Reproduce the listing exactly and skip over any pictures.

[Extracted data entries]:
-.-.-

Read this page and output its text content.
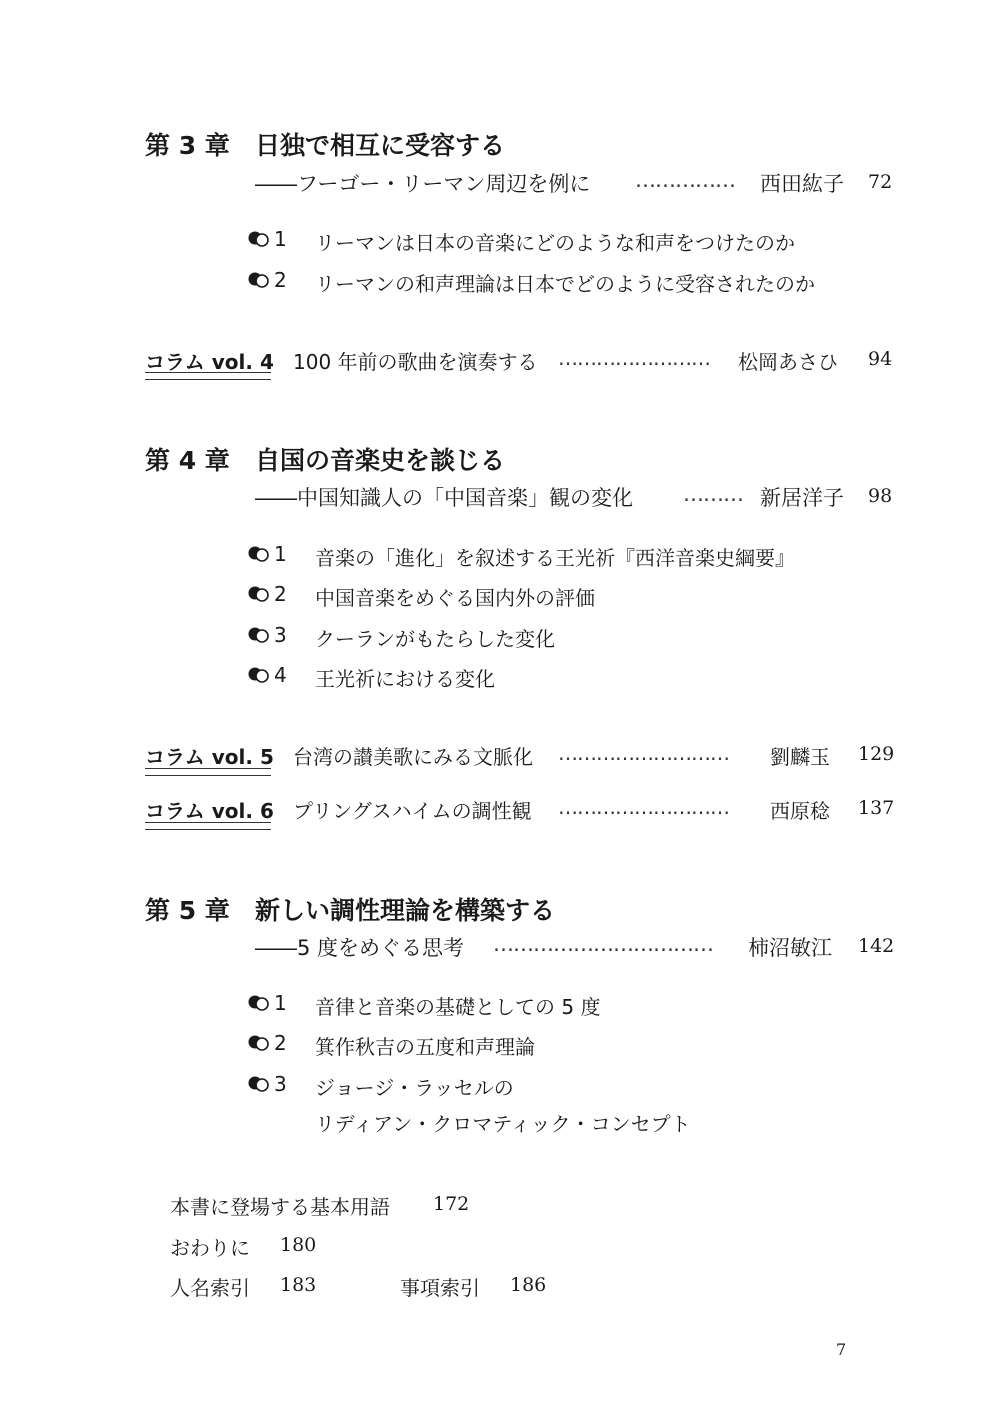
第 3 章 日独で相互に受容する
――フーゴー・リーマン周辺を例に …………… 西田紘子 72
1 リーマンは日本の音楽にどのような和声をつけたのか
2 リーマンの和声理論は日本でどのように受容されたのか
コラム vol. 4 100 年前の歌曲を演奏する …………………… 松岡あさひ 94
第 4 章 自国の音楽史を談じる
――中国知識人の「中国音楽」観の変化 ……… 新居洋子 98
1 音楽の「進化」を叙述する王光祈『西洋音楽史綱要』
2 中国音楽をめぐる国内外の評価
3 クーランがもたらした変化
4 王光祈における変化
コラム vol. 5 台湾の讃美歌にみる文脈化 ……………………… 劉麟玉 129
コラム vol. 6 プリングスハイムの調性観 ……………………… 西原稔 137
第 5 章 新しい調性理論を構築する
――5 度をめぐる思考 …………………………… 柿沼敏江 142
1 音律と音楽の基礎としての 5 度
2 箕作秋吉の五度和声理論
3 ジョージ・ラッセルの
リディアン・クロマティック・コンセプト
本書に登場する基本用語 172
おわりに 180
人名索引 183	事項索引 186
7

-.-.-

[Worked solution]:
Read this page and output its text content.
第 3 章 日独で相互に受容する
――フーゴー・リーマン周辺を例に …………… 西田紘子 72
1 リーマンは日本の音楽にどのような和声をつけたのか
2 リーマンの和声理論は日本でどのように受容されたのか
コラム vol. 4 100 年前の歌曲を演奏する …………………… 松岡あさひ 94
第 4 章 自国の音楽史を談じる
――中国知識人の「中国音楽」観の変化 ……… 新居洋子 98
1 音楽の「進化」を叙述する王光祈『西洋音楽史綱要』
2 中国音楽をめぐる国内外の評価
3 クーランがもたらした変化
4 王光祈における変化
コラム vol. 5 台湾の讃美歌にみる文脈化 ……………………… 劉麟玉 129
コラム vol. 6 プリングスハイムの調性観 ……………………… 西原稔 137
第 5 章 新しい調性理論を構築する
――5 度をめぐる思考 …………………………… 柿沼敏江 142
1 音律と音楽の基礎としての 5 度
2 箕作秋吉の五度和声理論
3 ジョージ・ラッセルの
リディアン・クロマティック・コンセプト
本書に登場する基本用語 172
おわりに 180
人名索引 183	事項索引 186
7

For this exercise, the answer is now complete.